(begin)
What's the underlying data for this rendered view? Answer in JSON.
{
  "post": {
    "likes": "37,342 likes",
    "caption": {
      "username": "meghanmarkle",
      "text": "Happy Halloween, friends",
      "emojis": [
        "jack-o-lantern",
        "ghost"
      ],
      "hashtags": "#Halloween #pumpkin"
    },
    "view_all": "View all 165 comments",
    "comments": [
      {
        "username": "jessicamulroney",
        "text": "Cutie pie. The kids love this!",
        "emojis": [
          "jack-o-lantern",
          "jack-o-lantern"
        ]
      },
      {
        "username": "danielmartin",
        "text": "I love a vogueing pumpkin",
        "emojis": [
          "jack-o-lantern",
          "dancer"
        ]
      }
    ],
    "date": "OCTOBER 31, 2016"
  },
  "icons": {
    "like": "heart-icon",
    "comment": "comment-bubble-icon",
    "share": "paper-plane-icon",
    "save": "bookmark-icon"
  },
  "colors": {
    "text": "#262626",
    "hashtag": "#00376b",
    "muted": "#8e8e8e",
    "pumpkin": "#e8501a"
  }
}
(end)
(begin)
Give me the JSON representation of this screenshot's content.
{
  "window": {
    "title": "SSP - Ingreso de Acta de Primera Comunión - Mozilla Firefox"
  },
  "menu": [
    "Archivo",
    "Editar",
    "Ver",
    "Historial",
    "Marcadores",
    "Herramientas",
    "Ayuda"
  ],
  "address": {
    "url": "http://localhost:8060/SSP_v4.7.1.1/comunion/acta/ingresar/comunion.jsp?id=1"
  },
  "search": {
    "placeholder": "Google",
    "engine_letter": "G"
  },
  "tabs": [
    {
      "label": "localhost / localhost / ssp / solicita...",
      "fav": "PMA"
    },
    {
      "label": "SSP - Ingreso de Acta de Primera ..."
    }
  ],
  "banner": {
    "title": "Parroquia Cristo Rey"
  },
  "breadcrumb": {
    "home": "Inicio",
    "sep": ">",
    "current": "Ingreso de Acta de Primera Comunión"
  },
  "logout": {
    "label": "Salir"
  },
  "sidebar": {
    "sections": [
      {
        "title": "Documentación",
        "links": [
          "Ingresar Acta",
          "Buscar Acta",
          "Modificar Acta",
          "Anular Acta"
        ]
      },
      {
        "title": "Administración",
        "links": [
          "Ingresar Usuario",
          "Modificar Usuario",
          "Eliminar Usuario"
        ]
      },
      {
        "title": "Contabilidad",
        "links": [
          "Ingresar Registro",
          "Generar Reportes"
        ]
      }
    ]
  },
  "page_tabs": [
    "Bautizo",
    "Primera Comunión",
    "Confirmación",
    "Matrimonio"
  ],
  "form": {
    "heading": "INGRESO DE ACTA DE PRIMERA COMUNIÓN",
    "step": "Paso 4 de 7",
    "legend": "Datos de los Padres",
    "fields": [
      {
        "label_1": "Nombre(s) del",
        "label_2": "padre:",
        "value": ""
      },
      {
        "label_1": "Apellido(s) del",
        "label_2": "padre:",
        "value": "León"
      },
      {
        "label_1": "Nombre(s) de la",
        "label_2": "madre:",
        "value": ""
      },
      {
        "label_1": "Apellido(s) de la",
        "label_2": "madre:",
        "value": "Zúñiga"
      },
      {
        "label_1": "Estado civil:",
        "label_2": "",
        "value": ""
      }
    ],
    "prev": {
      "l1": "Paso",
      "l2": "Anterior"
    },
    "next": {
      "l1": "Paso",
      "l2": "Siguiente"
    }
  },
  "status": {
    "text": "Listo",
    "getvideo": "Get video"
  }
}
(end)
### Stated problem
Count how many lines in the data above hold the string "Halloween", and give the number with no other words.

### Task output
2